» **WHAT IS ASKED**:
Below are some records: retype them all exactly, but not the pictures.

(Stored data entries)
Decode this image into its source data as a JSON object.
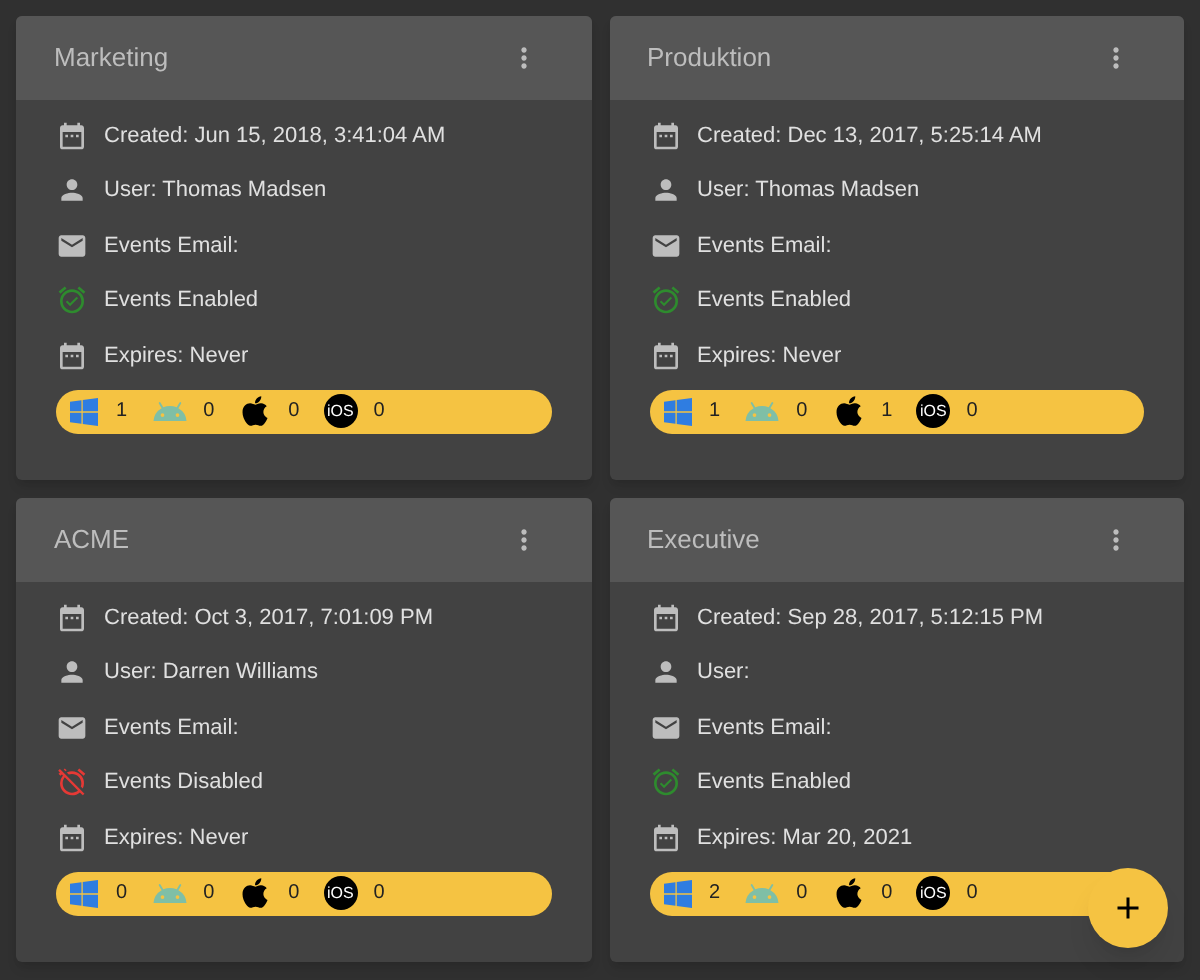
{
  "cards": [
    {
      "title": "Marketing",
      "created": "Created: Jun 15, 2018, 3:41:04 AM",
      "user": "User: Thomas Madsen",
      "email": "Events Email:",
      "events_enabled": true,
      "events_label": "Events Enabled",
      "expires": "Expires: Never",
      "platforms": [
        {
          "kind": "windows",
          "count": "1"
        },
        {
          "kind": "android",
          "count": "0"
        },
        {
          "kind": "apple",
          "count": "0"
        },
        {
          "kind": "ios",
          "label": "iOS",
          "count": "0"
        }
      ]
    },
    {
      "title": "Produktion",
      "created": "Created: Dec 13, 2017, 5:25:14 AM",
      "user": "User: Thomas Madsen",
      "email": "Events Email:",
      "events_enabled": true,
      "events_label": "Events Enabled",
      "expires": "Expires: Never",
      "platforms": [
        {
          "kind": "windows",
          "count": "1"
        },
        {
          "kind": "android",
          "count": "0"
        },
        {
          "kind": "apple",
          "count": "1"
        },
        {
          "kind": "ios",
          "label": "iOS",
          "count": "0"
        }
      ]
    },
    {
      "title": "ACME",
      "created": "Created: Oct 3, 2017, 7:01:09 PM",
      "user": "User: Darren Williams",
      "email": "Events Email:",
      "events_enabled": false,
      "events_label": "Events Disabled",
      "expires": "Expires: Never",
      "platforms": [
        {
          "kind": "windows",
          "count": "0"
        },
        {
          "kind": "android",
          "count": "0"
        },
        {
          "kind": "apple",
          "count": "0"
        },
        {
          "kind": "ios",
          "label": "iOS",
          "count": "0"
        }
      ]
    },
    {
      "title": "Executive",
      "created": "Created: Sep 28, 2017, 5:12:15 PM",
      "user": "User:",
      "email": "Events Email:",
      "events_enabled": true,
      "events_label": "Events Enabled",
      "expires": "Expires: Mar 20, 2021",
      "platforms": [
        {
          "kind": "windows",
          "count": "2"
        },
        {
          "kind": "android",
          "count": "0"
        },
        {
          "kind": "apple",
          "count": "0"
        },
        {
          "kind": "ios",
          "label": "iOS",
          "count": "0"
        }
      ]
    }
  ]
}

» **WRITTEN SOLUTION**:
Decode this image into its source data as a JSON object.
{
  "cards": [
    {
      "title": "Marketing",
      "created": "Created: Jun 15, 2018, 3:41:04 AM",
      "user": "User: Thomas Madsen",
      "email": "Events Email:",
      "events_enabled": true,
      "events_label": "Events Enabled",
      "expires": "Expires: Never",
      "platforms": [
        {
          "kind": "windows",
          "count": "1"
        },
        {
          "kind": "android",
          "count": "0"
        },
        {
          "kind": "apple",
          "count": "0"
        },
        {
          "kind": "ios",
          "label": "iOS",
          "count": "0"
        }
      ]
    },
    {
      "title": "Produktion",
      "created": "Created: Dec 13, 2017, 5:25:14 AM",
      "user": "User: Thomas Madsen",
      "email": "Events Email:",
      "events_enabled": true,
      "events_label": "Events Enabled",
      "expires": "Expires: Never",
      "platforms": [
        {
          "kind": "windows",
          "count": "1"
        },
        {
          "kind": "android",
          "count": "0"
        },
        {
          "kind": "apple",
          "count": "1"
        },
        {
          "kind": "ios",
          "label": "iOS",
          "count": "0"
        }
      ]
    },
    {
      "title": "ACME",
      "created": "Created: Oct 3, 2017, 7:01:09 PM",
      "user": "User: Darren Williams",
      "email": "Events Email:",
      "events_enabled": false,
      "events_label": "Events Disabled",
      "expires": "Expires: Never",
      "platforms": [
        {
          "kind": "windows",
          "count": "0"
        },
        {
          "kind": "android",
          "count": "0"
        },
        {
          "kind": "apple",
          "count": "0"
        },
        {
          "kind": "ios",
          "label": "iOS",
          "count": "0"
        }
      ]
    },
    {
      "title": "Executive",
      "created": "Created: Sep 28, 2017, 5:12:15 PM",
      "user": "User:",
      "email": "Events Email:",
      "events_enabled": true,
      "events_label": "Events Enabled",
      "expires": "Expires: Mar 20, 2021",
      "platforms": [
        {
          "kind": "windows",
          "count": "2"
        },
        {
          "kind": "android",
          "count": "0"
        },
        {
          "kind": "apple",
          "count": "0"
        },
        {
          "kind": "ios",
          "label": "iOS",
          "count": "0"
        }
      ]
    }
  ]
}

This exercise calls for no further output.